**Information shown**

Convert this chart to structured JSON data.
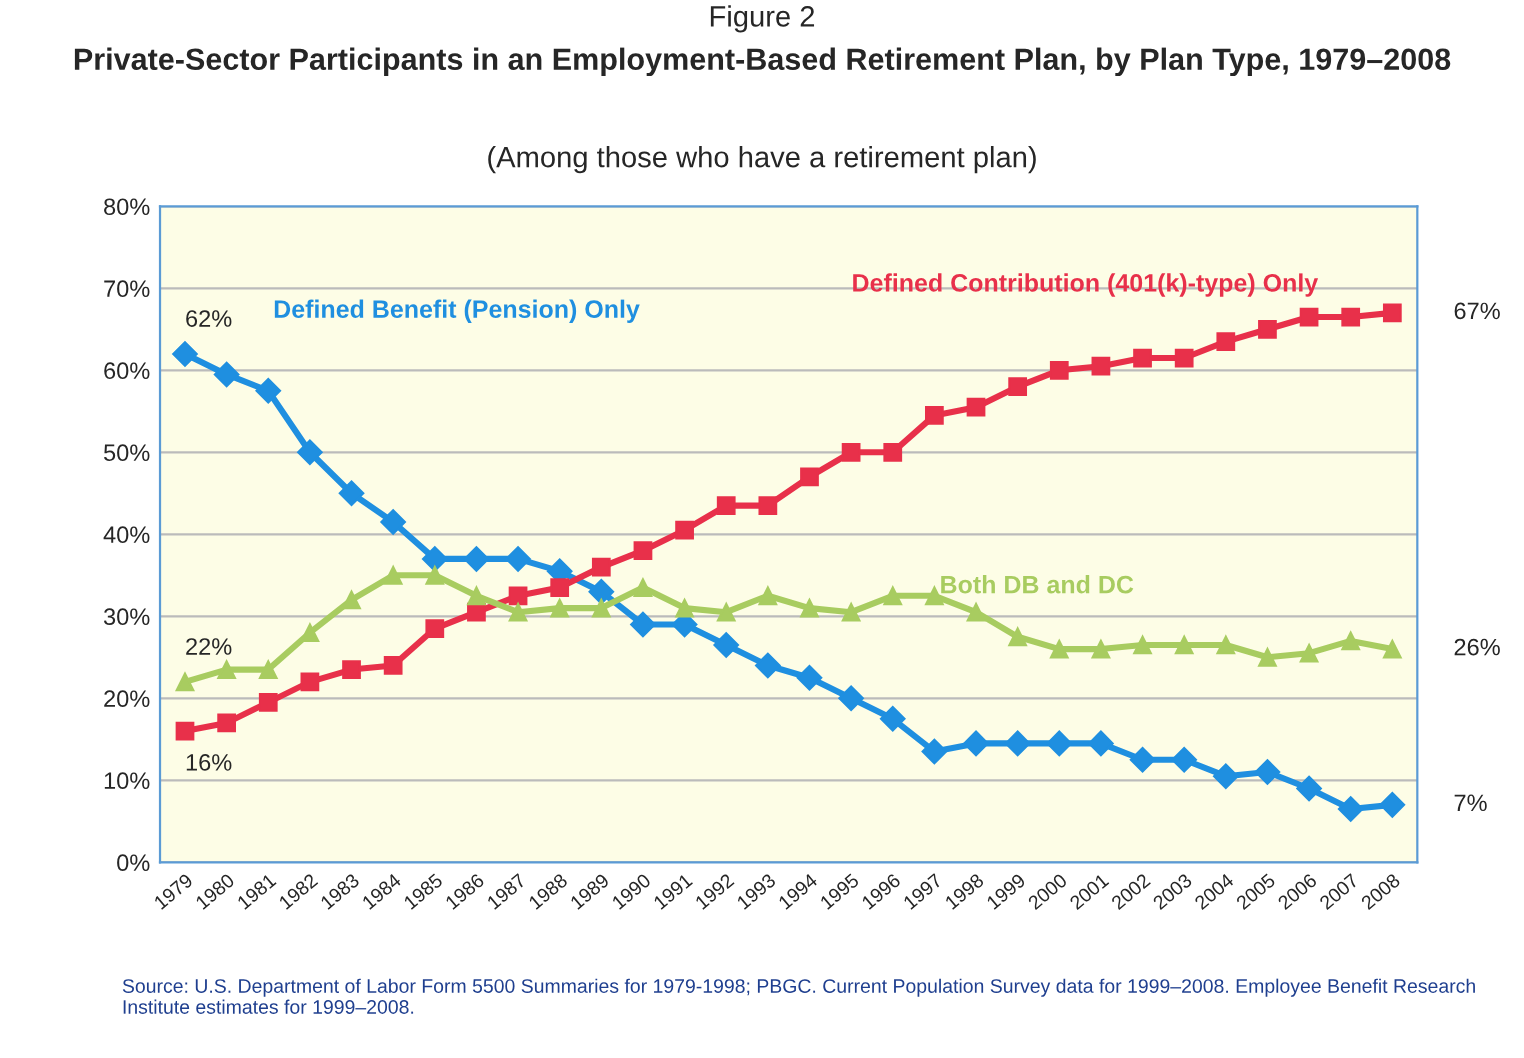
{
  "chart_data": {
    "type": "line",
    "title": "Private-Sector Participants in an Employment-Based Retirement Plan, by Plan Type, 1979–2008",
    "subtitle": "(Among those who have a retirement plan)",
    "categories": [
      "1979",
      "1980",
      "1981",
      "1982",
      "1983",
      "1984",
      "1985",
      "1986",
      "1987",
      "1988",
      "1989",
      "1990",
      "1991",
      "1992",
      "1993",
      "1994",
      "1995",
      "1996",
      "1997",
      "1998",
      "1999",
      "2000",
      "2001",
      "2002",
      "2003",
      "2004",
      "2005",
      "2006",
      "2007",
      "2008"
    ],
    "series": [
      {
        "name": "Defined Benefit (Pension) Only",
        "color": "#1f8fe0",
        "marker": "diamond",
        "values": [
          62,
          59.5,
          57.5,
          50,
          45,
          41.5,
          37,
          37,
          37,
          35.5,
          33,
          29,
          29,
          26.5,
          24,
          22.5,
          20,
          17.5,
          13.5,
          14.5,
          14.5,
          14.5,
          14.5,
          12.5,
          12.5,
          10.5,
          11,
          9,
          6.5,
          7
        ]
      },
      {
        "name": "Defined Contribution (401(k)-type) Only",
        "color": "#e8304a",
        "marker": "square",
        "values": [
          16,
          17,
          19.5,
          22,
          23.5,
          24,
          28.5,
          30.5,
          32.5,
          33.5,
          36,
          38,
          40.5,
          43.5,
          43.5,
          47,
          50,
          50,
          54.5,
          55.5,
          58,
          60,
          60.5,
          61.5,
          61.5,
          63.5,
          65,
          66.5,
          66.5,
          67
        ]
      },
      {
        "name": "Both DB and DC",
        "color": "#a8cc60",
        "marker": "triangle",
        "values": [
          22,
          23.5,
          23.5,
          28,
          32,
          35,
          35,
          32.5,
          30.5,
          31,
          31,
          33.5,
          31,
          30.5,
          32.5,
          31,
          30.5,
          32.5,
          32.5,
          30.5,
          27.5,
          26,
          26,
          26.5,
          26.5,
          26.5,
          25,
          25.5,
          27,
          26
        ]
      }
    ],
    "ylim": [
      0,
      80
    ],
    "yticks": [
      {
        "value": 0,
        "label": "0%"
      },
      {
        "value": 10,
        "label": "10%"
      },
      {
        "value": 20,
        "label": "20%"
      },
      {
        "value": 30,
        "label": "30%"
      },
      {
        "value": 40,
        "label": "40%"
      },
      {
        "value": 50,
        "label": "50%"
      },
      {
        "value": 60,
        "label": "60%"
      },
      {
        "value": 70,
        "label": "70%"
      },
      {
        "value": 80,
        "label": "80%"
      }
    ],
    "grid": "y",
    "legend": false,
    "annotations": [
      "Figure 2",
      {
        "text": "62%",
        "x": "1979",
        "y": 62
      },
      {
        "text": "22%",
        "x": "1979",
        "y": 22
      },
      {
        "text": "16%",
        "x": "1979",
        "y": 16
      },
      {
        "text": "67%",
        "x": "2008",
        "y": 67
      },
      {
        "text": "26%",
        "x": "2008",
        "y": 26
      },
      {
        "text": "7%",
        "x": "2008",
        "y": 7
      },
      "Source: U.S. Department of Labor Form 5500 Summaries for 1979-1998; PBGC. Current Population Survey data for 1999–2008. Employee Benefit Research Institute estimates for 1999–2008."
    ]
  }
}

**Aim**
Where a line in the material above holds "label", copy that line.

**Final result**
        "label": "0%"
        "label": "10%"
        "label": "20%"
        "label": "30%"
        "label": "40%"
        "label": "50%"
        "label": "60%"
        "label": "70%"
        "label": "80%"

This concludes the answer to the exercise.